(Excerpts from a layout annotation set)

= = = = = = =

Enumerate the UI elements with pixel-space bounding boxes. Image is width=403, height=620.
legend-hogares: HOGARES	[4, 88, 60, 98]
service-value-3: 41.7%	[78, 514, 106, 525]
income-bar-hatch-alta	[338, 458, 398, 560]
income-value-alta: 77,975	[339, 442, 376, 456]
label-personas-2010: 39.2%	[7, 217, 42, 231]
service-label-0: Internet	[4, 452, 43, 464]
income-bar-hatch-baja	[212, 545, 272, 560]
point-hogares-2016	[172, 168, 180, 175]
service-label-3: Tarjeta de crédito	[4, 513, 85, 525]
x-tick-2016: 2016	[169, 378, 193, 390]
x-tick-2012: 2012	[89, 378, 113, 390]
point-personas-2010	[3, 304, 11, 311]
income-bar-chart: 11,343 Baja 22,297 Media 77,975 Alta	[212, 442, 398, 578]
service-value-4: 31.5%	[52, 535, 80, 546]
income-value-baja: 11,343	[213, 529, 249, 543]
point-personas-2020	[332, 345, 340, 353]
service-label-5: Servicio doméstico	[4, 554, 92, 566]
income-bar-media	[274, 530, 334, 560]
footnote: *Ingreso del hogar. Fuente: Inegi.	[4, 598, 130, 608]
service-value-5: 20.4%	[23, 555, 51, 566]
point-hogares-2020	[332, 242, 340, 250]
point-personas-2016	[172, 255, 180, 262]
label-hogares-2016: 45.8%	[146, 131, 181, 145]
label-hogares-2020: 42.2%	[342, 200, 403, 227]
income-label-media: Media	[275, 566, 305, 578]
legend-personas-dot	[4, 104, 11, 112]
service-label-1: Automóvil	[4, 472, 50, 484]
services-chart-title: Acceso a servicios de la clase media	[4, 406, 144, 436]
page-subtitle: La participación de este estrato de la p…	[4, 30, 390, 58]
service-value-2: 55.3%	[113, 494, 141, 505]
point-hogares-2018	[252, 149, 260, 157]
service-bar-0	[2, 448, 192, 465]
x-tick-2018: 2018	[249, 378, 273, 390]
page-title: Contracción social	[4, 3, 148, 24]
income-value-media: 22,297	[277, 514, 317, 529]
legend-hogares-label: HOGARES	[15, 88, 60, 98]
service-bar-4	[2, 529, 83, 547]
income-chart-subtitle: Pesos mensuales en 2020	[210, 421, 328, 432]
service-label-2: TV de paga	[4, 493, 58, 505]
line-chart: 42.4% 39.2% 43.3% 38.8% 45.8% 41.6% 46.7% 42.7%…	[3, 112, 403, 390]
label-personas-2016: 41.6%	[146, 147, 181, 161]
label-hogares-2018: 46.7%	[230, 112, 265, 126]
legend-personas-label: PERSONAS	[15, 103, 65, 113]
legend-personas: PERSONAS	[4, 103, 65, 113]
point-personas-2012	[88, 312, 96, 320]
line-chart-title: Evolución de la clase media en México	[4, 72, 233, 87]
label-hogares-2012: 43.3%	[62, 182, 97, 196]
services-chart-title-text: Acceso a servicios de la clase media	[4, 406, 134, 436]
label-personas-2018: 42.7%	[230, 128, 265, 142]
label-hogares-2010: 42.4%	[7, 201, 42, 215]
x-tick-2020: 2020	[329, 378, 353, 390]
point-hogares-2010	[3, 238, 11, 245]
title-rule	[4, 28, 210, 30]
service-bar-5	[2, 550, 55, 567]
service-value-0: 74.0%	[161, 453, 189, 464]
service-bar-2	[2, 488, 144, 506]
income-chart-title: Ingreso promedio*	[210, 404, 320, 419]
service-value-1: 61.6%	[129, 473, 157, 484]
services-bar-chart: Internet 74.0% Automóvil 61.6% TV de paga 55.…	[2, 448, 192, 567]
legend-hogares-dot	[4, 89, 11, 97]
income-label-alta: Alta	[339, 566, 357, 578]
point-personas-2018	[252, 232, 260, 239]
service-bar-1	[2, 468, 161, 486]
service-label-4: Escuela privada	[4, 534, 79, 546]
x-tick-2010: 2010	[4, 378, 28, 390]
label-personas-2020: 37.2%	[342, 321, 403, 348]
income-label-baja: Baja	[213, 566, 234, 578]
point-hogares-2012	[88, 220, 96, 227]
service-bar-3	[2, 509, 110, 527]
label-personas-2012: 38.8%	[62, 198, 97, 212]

= = = = = = =

» **Required task**
Switch "Internet" to "Banda ancha" wherever it occurs in the data, and reproduce all the lines with nothing else changed.

» **Answer for the task**
Enumerate the UI elements with pixel-space bounding boxes. Image is width=403, height=620.
legend-hogares: HOGARES	[4, 88, 60, 98]
service-value-3: 41.7%	[78, 514, 106, 525]
income-bar-hatch-alta	[338, 458, 398, 560]
income-value-alta: 77,975	[339, 442, 376, 456]
label-personas-2010: 39.2%	[7, 217, 42, 231]
service-label-0: Banda ancha	[4, 452, 43, 464]
income-bar-hatch-baja	[212, 545, 272, 560]
point-hogares-2016	[172, 168, 180, 175]
service-label-3: Tarjeta de crédito	[4, 513, 85, 525]
x-tick-2016: 2016	[169, 378, 193, 390]
x-tick-2012: 2012	[89, 378, 113, 390]
point-personas-2010	[3, 304, 11, 311]
income-bar-chart: 11,343 Baja 22,297 Media 77,975 Alta	[212, 442, 398, 578]
service-value-4: 31.5%	[52, 535, 80, 546]
income-value-baja: 11,343	[213, 529, 249, 543]
point-personas-2020	[332, 345, 340, 353]
service-label-5: Servicio doméstico	[4, 554, 92, 566]
income-bar-media	[274, 530, 334, 560]
footnote: *Ingreso del hogar. Fuente: Inegi.	[4, 598, 130, 608]
service-value-5: 20.4%	[23, 555, 51, 566]
point-hogares-2020	[332, 242, 340, 250]
point-personas-2016	[172, 255, 180, 262]
label-hogares-2016: 45.8%	[146, 131, 181, 145]
label-hogares-2020: 42.2%	[342, 200, 403, 227]
income-label-media: Media	[275, 566, 305, 578]
legend-personas-dot	[4, 104, 11, 112]
service-label-1: Automóvil	[4, 472, 50, 484]
services-chart-title: Acceso a servicios de la clase media	[4, 406, 144, 436]
page-subtitle: La participación de este estrato de la p…	[4, 30, 390, 58]
service-value-2: 55.3%	[113, 494, 141, 505]
point-hogares-2018	[252, 149, 260, 157]
service-bar-0	[2, 448, 192, 465]
x-tick-2018: 2018	[249, 378, 273, 390]
page-title: Contracción social	[4, 3, 148, 24]
income-value-media: 22,297	[277, 514, 317, 529]
legend-hogares-label: HOGARES	[15, 88, 60, 98]
service-bar-4	[2, 529, 83, 547]
income-chart-subtitle: Pesos mensuales en 2020	[210, 421, 328, 432]
service-label-2: TV de paga	[4, 493, 58, 505]
line-chart: 42.4% 39.2% 43.3% 38.8% 45.8% 41.6% 46.7% 42.7%…	[3, 112, 403, 390]
label-personas-2016: 41.6%	[146, 147, 181, 161]
label-hogares-2018: 46.7%	[230, 112, 265, 126]
legend-personas-label: PERSONAS	[15, 103, 65, 113]
legend-personas: PERSONAS	[4, 103, 65, 113]
point-personas-2012	[88, 312, 96, 320]
line-chart-title: Evolución de la clase media en México	[4, 72, 233, 87]
label-hogares-2012: 43.3%	[62, 182, 97, 196]
services-chart-title-text: Acceso a servicios de la clase media	[4, 406, 134, 436]
label-personas-2018: 42.7%	[230, 128, 265, 142]
label-hogares-2010: 42.4%	[7, 201, 42, 215]
x-tick-2020: 2020	[329, 378, 353, 390]
point-hogares-2010	[3, 238, 11, 245]
title-rule	[4, 28, 210, 30]
service-bar-5	[2, 550, 55, 567]
service-value-0: 74.0%	[161, 453, 189, 464]
service-bar-2	[2, 488, 144, 506]
income-chart-title: Ingreso promedio*	[210, 404, 320, 419]
service-value-1: 61.6%	[129, 473, 157, 484]
services-bar-chart: Banda ancha 74.0% Automóvil 61.6% TV de paga 55.…	[2, 448, 192, 567]
legend-hogares-dot	[4, 89, 11, 97]
income-label-alta: Alta	[339, 566, 357, 578]
point-personas-2018	[252, 232, 260, 239]
service-bar-1	[2, 468, 161, 486]
service-label-4: Escuela privada	[4, 534, 79, 546]
x-tick-2010: 2010	[4, 378, 28, 390]
label-personas-2020: 37.2%	[342, 321, 403, 348]
income-label-baja: Baja	[213, 566, 234, 578]
point-hogares-2012	[88, 220, 96, 227]
service-bar-3	[2, 509, 110, 527]
label-personas-2012: 38.8%	[62, 198, 97, 212]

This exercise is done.